--- Input data ---

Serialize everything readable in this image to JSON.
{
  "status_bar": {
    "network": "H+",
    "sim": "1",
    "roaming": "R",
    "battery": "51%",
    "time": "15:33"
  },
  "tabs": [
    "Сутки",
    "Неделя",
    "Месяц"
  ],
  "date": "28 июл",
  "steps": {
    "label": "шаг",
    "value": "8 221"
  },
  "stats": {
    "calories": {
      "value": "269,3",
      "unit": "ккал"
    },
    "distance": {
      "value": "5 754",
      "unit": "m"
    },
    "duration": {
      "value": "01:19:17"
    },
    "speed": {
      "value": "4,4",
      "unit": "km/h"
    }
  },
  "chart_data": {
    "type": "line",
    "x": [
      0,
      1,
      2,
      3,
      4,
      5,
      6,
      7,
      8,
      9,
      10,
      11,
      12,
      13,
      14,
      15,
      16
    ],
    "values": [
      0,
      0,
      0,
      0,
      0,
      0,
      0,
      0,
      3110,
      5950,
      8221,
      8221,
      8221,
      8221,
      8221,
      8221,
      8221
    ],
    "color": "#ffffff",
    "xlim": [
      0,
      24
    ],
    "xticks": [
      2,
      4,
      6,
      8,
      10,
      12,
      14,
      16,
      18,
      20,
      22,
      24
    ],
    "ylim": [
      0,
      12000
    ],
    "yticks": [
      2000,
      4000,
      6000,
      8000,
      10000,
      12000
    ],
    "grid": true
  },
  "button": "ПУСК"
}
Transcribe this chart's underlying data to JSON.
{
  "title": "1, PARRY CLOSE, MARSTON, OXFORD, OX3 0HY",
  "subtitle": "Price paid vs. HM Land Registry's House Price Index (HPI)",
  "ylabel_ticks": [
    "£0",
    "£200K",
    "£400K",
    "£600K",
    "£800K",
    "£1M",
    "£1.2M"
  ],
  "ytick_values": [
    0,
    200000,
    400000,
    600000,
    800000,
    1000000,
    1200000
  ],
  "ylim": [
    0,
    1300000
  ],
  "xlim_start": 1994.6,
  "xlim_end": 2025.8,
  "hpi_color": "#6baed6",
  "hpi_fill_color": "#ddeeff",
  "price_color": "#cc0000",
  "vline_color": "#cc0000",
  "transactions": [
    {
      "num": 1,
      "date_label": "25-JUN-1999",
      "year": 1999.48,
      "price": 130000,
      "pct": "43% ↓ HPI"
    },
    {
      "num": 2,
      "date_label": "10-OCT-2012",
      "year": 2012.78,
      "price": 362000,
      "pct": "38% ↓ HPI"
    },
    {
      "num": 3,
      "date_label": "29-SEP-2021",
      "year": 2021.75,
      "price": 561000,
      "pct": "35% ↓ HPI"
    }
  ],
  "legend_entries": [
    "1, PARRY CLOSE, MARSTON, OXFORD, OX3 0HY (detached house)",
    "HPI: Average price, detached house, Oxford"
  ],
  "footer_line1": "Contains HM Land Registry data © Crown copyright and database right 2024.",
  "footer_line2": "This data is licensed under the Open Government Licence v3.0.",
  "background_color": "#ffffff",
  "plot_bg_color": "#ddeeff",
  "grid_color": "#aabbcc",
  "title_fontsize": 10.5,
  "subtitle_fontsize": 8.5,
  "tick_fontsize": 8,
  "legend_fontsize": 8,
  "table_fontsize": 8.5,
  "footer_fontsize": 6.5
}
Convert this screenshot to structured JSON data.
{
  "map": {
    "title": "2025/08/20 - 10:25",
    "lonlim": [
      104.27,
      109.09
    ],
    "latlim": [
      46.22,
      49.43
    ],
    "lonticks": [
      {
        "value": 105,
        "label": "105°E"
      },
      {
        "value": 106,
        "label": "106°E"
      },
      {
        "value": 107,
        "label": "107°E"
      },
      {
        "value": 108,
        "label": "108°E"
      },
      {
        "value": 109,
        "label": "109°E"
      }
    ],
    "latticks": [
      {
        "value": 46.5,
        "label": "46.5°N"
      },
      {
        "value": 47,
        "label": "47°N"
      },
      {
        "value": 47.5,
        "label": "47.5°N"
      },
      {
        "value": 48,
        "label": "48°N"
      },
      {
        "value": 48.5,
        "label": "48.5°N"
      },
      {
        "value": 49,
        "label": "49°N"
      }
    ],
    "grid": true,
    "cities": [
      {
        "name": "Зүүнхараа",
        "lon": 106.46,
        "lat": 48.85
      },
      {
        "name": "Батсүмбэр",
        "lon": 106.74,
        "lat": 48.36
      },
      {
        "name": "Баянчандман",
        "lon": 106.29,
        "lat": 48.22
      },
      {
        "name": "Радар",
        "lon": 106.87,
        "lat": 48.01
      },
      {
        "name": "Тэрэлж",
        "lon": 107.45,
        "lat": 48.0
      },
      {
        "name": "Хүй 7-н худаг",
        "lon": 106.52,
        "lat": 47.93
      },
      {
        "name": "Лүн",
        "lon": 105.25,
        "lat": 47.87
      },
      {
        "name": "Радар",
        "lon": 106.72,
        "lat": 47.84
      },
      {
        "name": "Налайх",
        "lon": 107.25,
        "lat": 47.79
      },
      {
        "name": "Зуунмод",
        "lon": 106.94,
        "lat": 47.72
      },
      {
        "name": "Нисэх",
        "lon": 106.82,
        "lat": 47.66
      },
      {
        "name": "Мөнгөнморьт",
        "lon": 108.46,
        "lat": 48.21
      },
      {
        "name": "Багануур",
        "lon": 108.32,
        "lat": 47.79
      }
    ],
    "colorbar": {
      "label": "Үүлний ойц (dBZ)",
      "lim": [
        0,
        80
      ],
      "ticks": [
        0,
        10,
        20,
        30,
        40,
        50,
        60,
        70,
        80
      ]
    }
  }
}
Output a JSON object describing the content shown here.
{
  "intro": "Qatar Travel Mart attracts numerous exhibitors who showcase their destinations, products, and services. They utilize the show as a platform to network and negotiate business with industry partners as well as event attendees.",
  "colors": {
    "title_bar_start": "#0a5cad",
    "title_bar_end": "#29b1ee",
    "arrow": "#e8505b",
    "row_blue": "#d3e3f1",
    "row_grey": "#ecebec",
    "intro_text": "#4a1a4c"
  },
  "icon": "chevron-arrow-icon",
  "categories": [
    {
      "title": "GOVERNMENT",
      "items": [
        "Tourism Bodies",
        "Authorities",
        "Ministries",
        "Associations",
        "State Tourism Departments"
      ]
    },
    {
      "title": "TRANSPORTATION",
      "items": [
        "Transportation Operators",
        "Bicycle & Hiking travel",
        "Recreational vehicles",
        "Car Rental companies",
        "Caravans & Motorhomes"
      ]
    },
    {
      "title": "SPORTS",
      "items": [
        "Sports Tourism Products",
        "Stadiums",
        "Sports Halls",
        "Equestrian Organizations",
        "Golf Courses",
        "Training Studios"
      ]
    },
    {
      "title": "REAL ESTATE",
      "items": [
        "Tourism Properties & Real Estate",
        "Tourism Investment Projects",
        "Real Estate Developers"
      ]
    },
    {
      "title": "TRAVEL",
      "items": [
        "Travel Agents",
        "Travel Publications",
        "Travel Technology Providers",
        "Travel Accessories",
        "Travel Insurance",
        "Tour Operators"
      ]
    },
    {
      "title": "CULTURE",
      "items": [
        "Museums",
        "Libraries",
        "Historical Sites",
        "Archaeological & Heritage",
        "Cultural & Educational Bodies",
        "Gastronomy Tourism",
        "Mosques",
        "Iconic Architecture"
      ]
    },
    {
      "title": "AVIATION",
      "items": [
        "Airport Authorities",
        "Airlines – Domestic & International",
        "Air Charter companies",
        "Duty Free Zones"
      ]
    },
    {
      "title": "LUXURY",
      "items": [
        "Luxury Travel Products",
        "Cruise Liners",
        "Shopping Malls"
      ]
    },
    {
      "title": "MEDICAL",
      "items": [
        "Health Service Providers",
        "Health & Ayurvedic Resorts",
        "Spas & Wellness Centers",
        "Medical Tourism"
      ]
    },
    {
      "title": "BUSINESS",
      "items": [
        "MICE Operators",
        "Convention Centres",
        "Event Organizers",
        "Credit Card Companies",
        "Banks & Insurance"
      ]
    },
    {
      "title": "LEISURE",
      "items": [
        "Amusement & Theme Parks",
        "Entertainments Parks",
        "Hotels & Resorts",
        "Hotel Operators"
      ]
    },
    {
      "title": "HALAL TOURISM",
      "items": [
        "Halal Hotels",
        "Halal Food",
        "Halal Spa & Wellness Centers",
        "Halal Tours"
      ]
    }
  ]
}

---

What to do. Sift through the entries and copy every line with "year".

Answer for this exercise.
      "year": 1999.48,
      "year": 2012.78,
      "year": 2021.75,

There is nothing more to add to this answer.